DIRECTIONS:
[A] In the piece on sentencing juveniles, copy out everything from "Sentencing kids: There" down to "perpetrator might be.".
[B] Continue the piece on sentencing juveniles, starting right after its final sentence.

#### DOCUMENT TEXT

Sentencing kids: There but for the grace of God
The truth about life sentencing of youths without the possibility of parole lies in every adult’s childhood
Of all the crimes that keep us up at night and haunt our waking hours, it’s murder that is the hardest to accept, and the one that cannot be undone.
So a part of all of us may understand Jones v. Mississippi. The new Supreme Court decision allows sentencing juveniles to life sentences without any possibility of parole.
We imagine, if we were in the position of murder victims’ families, we would want to throw away the key, too -- no matter how young the perpetrator might be.
American law is supposed to be based on facts, however. Revenge, or any other emotion, should not be involved.
The Supreme Court recognized in four cases between 2005 and 2012 that youths deserve a slim chance to try to grow up to be better people, even if they do it in prison.
“Youth is more than a chronological fact. It is a time of immaturity, irresponsibility, impetuousness and recklessness. It is a moment and condition of life when a person may be most susceptible to influence and to psychological damage,” Justice Elena Kagan wrote nine years ago in Miller v. Alabama.
Justice Anthony Kennedy had made it clear in 2005 in the majority opinion in Roper v. Simmons that the Court recognized that criminals under 18 are much more likely to be rehabilitated, since they “are more capable of change than are adults, and their actions are less likely to be evidence of ‘irretrievably depraved character.’”

########
#### INFORMATION GIVEN

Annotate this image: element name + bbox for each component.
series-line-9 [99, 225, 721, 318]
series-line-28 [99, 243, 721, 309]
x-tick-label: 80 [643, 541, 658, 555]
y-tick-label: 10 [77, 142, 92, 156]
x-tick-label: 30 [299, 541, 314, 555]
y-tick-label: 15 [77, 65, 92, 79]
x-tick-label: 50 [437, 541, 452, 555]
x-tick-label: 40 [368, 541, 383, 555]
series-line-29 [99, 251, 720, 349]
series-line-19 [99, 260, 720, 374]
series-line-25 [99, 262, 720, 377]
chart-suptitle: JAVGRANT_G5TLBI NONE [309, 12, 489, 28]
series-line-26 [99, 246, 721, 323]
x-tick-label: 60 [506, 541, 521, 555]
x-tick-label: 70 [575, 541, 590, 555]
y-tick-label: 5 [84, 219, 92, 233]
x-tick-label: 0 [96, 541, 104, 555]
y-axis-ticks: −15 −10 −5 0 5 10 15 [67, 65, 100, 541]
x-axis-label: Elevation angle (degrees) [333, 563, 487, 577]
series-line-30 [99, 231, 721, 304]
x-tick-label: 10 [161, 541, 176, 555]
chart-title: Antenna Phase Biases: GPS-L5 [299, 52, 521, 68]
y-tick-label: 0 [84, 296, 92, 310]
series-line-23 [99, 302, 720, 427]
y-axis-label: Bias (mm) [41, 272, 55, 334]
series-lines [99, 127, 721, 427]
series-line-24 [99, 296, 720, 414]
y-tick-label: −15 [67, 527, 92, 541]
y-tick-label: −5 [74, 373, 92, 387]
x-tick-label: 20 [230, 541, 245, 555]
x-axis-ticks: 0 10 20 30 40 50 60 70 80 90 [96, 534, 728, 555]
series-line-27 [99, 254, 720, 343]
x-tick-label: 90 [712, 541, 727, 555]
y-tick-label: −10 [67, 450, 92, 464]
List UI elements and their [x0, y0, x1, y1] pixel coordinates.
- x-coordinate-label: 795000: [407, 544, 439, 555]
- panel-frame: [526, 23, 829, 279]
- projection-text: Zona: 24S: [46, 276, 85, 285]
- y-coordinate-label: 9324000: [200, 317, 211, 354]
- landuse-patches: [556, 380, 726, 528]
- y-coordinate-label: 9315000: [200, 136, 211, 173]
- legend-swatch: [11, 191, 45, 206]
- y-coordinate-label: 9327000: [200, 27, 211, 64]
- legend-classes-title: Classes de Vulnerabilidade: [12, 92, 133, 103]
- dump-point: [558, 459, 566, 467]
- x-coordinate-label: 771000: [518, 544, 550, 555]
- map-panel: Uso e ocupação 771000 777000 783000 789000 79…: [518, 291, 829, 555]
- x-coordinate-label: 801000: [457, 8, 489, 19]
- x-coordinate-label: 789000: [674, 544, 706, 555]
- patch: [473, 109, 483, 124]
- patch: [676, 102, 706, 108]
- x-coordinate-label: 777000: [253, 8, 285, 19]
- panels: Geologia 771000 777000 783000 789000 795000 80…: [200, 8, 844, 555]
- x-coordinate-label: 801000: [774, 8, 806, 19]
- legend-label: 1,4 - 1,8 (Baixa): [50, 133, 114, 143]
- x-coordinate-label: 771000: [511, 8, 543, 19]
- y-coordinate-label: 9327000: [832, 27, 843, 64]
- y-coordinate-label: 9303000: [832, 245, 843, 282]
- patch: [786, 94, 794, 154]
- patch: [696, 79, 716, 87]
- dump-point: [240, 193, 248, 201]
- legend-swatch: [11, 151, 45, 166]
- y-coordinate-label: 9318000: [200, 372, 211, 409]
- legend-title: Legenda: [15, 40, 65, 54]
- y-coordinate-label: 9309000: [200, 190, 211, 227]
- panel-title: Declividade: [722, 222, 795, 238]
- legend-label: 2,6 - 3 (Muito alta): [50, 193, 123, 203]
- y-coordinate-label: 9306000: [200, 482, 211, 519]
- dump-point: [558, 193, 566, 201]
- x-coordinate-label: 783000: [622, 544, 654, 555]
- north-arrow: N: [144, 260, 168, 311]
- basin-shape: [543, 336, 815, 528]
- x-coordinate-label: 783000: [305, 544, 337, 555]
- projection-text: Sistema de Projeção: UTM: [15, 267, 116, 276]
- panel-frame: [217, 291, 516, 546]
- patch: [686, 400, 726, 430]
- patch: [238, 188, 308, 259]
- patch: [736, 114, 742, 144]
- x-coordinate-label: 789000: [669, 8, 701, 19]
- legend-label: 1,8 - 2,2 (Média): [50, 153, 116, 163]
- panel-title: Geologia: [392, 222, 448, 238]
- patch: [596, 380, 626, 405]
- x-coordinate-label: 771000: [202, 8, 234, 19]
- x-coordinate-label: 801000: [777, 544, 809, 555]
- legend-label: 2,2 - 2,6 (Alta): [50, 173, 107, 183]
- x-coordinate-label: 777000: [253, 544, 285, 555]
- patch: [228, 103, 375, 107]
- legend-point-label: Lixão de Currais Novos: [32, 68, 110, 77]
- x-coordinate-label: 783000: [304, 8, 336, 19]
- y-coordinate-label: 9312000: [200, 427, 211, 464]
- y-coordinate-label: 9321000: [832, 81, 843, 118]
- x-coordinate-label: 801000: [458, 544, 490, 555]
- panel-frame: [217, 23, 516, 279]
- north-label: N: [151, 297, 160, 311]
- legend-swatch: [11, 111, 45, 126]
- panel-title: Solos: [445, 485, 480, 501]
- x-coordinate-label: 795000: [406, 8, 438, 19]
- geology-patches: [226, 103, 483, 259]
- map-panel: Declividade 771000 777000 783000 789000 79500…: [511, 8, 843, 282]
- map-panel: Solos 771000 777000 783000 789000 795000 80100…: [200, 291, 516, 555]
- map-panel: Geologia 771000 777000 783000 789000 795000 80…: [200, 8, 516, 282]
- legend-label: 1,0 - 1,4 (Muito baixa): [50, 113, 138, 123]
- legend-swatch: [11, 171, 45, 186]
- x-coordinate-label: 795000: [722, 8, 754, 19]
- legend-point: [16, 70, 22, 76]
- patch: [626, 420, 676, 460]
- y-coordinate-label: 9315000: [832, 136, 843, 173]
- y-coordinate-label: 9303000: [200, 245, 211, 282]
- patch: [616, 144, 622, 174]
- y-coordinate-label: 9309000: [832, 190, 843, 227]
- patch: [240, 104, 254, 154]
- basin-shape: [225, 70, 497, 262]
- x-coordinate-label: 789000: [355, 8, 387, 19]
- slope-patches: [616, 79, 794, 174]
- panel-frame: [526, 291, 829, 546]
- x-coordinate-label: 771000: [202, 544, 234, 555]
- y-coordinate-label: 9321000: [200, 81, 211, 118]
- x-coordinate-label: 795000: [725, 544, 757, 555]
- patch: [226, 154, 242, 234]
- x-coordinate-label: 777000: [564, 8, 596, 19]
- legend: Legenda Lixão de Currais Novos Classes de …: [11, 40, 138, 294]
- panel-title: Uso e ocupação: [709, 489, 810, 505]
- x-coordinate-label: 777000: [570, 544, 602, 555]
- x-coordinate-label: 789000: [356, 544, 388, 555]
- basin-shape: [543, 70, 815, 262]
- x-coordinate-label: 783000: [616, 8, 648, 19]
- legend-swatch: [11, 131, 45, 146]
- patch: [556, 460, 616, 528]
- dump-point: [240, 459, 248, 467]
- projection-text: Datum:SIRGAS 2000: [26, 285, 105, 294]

########

ANSWERS:
[A]
Sentencing kids: There but for the grace of God
The truth about life sentencing of youths without the possibility of parole lies in every adult’s childhood
Of all the crimes that keep us up at night and haunt our waking hours, it’s murder that is the hardest to accept, and the one that cannot be undone.
So a part of all of us may understand Jones v. Mississippi. The new Supreme Court decision allows sentencing juveniles to life sentences without any possibility of parole.
We imagine, if we were in the position of murder victims’ families, we would want to throw away the key, too -- no matter how young the perpetrator might be.

[B]
Five years later, in Graham v. Florida, he wrapped it up: “Life in prison without the possibility of parole gives no chance for fulfillment outside prison walls, no chance for reconciliation with society, no hope. Maturity can lead to that considered reflection which is the foundation for remorse, renewal, and rehabilitation. A young person who knows that he or she has no chance to leave prison before life’s end has little incentive to become a responsible individual.”
A new Supreme Court majority, led by Justice Brett Kavanaugh, left precedent behind in Jones last week. The Court now allows judges to lock in life sentences for young murderers while admitting there is no way for those judges to know if they’re incorrigible or not.
We don’t need Supreme Court justices to tell us whether young criminals should be allowed the chance of becoming better people. That goes double for Kavanaugh, who famously insisted, for himself, that youthful criminality doesn’t even count.
All we need are memories of our own lives. As kids, many of us often acted like animals. And not in a good way.
As a boy, I vandalized a fleet of earth-moving equipment, intending to punish developers of a huge vacant lot behind our old apartment. I resented losing the big free open space and its urban wildlife.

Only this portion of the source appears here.